#### Tasks to complete
**A.** Answer these from the boxed beef passage:
(i) In what decade did packers begin moving fabrication into the plant?
(ii) What is the name of the daily report that carries the cutout?
(iii) Which two grades each get their own cutout?
**B.** Repeat word for word the section of the boxed beef passage that opens with the words containing "The alternative it" and closes with "pricing followed it.".
**C.** Go on with the passage about boxed beef from the point where it stops.

#### Provided text
- - -

Boxed beef is beef that has been broken down at the packing plant into primals and sub-primals, vacuum sealed, and packed into cartons for shipment. The term sounds mundane, but it names the way essentially all commercial beef in the United States moves today, and it is the "boxed beef" in the boxed beef cutout, the benchmark number the whole industry quotes.
The alternative it replaced was the swinging carcass. For most of the twentieth century, packers shipped whole sides of beef, and the butcher or retailer broke them down on site. Starting in the 1960s, packers led by the firms that became today's majors moved the fabrication into the plant: break the carcass on an industrial line, trim it to spec, vacuum seal each cut, and ship boxes. The economics were decisive. Boxes ship denser than swinging sides, vacuum-sealed cuts keep for weeks instead of days, retailers stopped paying butchers to break carcasses, and the packer captured the fabrication margin. By the 1980s the box had won, and the industry's pricing followed it.
From box to benchmark
Once beef traded as boxed cuts rather than carcasses, the market needed a price for the collection of boxes a carcass yields. That is the boxed beef cutout: USDA takes the day's reported prices for the individual sub-primals, weights them by how much of each a standard carcass produces, adds the lean trim and bone credit, and publishes the value of the whole animal expressed in dollars per hundredweight of carcass. Choice and Select each get their own cutout. The daily report that carries it, LM_XB403, lists both the cutout and every underlying cut price that built it.

- - -

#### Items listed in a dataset
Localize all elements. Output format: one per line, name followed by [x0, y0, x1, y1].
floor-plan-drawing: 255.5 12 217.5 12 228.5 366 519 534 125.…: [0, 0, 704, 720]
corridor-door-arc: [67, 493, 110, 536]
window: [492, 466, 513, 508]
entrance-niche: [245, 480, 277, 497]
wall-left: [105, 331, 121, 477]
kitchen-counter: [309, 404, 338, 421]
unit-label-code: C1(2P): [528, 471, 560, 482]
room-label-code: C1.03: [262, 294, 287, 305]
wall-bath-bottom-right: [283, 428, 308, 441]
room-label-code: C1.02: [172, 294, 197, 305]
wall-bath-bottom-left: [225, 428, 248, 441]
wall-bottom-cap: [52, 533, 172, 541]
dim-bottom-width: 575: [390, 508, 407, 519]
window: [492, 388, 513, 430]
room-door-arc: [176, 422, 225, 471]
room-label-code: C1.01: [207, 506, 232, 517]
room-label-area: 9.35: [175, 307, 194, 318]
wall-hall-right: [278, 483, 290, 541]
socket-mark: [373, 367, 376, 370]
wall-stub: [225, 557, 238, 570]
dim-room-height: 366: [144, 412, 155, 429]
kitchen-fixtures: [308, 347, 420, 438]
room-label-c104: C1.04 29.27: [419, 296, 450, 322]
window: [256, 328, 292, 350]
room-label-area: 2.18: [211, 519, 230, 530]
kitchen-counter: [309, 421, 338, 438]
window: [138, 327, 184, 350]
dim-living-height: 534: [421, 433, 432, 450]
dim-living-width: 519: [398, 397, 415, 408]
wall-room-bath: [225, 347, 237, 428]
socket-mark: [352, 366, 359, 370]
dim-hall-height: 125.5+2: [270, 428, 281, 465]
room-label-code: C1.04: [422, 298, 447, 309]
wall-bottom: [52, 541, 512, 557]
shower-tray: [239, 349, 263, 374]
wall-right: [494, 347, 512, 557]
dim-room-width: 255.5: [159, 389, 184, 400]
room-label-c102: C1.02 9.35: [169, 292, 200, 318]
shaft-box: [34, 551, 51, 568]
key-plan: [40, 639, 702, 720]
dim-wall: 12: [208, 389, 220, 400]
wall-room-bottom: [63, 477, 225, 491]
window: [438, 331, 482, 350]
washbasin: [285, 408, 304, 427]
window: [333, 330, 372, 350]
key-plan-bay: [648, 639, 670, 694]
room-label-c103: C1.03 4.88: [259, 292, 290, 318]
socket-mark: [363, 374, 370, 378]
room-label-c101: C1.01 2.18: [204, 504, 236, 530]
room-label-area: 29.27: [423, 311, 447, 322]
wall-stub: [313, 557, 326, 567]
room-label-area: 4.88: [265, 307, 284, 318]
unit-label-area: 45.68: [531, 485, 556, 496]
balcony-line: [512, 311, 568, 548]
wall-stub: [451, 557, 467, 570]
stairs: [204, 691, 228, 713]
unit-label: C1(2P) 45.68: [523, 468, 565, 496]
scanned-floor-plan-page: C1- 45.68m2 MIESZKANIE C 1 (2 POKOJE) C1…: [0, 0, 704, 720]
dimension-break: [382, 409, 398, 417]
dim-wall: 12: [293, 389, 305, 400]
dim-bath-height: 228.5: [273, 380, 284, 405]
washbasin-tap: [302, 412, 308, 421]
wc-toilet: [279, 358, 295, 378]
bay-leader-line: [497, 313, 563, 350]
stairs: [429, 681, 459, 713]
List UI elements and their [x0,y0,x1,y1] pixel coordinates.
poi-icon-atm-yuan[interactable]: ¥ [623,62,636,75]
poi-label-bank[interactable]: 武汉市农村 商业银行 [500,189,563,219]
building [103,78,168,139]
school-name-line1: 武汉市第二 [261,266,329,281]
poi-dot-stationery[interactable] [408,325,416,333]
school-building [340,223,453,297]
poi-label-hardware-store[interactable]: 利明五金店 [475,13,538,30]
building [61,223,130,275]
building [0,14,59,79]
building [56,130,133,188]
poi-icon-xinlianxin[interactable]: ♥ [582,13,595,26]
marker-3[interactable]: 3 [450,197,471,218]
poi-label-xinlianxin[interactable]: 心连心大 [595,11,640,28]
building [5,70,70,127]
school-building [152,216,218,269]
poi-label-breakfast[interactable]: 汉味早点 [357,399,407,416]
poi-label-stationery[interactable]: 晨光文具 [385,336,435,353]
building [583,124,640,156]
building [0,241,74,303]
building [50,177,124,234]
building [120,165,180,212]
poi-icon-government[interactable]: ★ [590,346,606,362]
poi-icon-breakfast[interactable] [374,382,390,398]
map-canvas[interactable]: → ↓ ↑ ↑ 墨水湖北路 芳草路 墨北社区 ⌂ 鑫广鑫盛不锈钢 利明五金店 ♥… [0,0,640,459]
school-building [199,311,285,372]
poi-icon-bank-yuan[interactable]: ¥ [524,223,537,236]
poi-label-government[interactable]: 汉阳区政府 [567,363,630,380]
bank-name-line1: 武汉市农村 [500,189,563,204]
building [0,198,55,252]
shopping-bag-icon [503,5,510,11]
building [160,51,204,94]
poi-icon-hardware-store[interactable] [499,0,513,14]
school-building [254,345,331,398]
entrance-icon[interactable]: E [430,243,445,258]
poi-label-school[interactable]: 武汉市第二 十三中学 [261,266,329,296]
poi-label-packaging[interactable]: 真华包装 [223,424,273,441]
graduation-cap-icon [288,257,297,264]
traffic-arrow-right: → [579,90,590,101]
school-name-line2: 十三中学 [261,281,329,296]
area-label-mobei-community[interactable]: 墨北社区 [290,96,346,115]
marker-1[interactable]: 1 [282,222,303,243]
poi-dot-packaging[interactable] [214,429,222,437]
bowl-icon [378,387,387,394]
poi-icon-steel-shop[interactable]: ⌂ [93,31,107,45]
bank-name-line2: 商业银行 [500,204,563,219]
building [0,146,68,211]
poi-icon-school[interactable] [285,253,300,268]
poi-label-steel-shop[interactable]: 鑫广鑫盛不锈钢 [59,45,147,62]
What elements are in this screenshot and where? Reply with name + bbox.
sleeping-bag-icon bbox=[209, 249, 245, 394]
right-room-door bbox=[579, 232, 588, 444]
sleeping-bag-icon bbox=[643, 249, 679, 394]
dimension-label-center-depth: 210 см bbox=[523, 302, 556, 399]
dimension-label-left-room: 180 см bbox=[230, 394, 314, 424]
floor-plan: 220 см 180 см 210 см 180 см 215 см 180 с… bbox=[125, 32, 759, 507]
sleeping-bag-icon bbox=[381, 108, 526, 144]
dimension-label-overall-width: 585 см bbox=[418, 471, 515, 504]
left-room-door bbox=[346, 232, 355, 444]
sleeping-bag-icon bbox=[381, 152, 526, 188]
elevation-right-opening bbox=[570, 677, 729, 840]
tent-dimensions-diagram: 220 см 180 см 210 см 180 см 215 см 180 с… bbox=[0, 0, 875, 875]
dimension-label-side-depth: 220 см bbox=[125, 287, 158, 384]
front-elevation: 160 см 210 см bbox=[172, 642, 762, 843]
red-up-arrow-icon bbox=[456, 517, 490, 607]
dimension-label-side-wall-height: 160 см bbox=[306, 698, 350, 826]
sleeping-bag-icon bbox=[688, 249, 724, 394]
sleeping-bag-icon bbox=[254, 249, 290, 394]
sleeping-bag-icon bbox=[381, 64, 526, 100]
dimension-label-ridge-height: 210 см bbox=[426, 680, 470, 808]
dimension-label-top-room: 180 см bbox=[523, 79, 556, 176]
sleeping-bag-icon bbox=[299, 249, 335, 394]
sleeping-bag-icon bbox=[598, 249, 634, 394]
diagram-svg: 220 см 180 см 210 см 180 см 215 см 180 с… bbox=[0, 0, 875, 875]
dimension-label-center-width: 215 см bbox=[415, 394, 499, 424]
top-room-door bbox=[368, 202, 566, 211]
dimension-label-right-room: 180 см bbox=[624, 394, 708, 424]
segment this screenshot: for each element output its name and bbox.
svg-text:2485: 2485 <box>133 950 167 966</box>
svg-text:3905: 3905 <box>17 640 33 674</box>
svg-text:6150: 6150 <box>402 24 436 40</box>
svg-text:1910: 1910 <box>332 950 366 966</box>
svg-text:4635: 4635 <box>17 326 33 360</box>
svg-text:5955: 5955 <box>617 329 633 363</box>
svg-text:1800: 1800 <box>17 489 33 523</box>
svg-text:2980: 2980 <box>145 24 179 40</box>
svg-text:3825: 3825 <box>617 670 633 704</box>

- - -

#### Answers by item number
**A.**
(i) The 1960s
(ii) LM_XB403
(iii) Choice and Select

**B.**
The alternative it replaced was the swinging carcass. For most of the twentieth century, packers shipped whole sides of beef, and the butcher or retailer broke them down on site. Starting in the 1960s, packers led by the firms that became today's majors moved the fabrication into the plant: break the carcass on an industrial line, trim it to spec, vacuum seal each cut, and ship boxes. The economics were decisive. Boxes ship denser than swinging sides, vacuum-sealed cuts keep for weeks instead of days, retailers stopped paying butchers to break carcasses, and the packer captured the fabrication margin. By the 1980s the box had won, and the industry's pricing followed it.

**C.**
That construction is why the cutout moves the way it does. Nobody buys a cutout; buyers buy ribeyes and rounds and briskets. The cutout aggregates all of those individual markets into one number, which makes it the fastest single read on beef demand but also a number whose story is always in the components.
Why a buyer should care about the term
When a contract, a news story, or a quote references "boxed beef," it means this wholesale, plant-fabricated market, priced FOB the packer, before freight, at the sub-primal level. It is distinct from the live cattle market below it and the retail case above it, and the spreads between those three layers are where packer margin and retailer margin live. On this site the Choice and Select cutouts anchor the top strip on every page, and the full component detail, every cut that builds the number, lives on the cut prices pages, updated with each USDA print.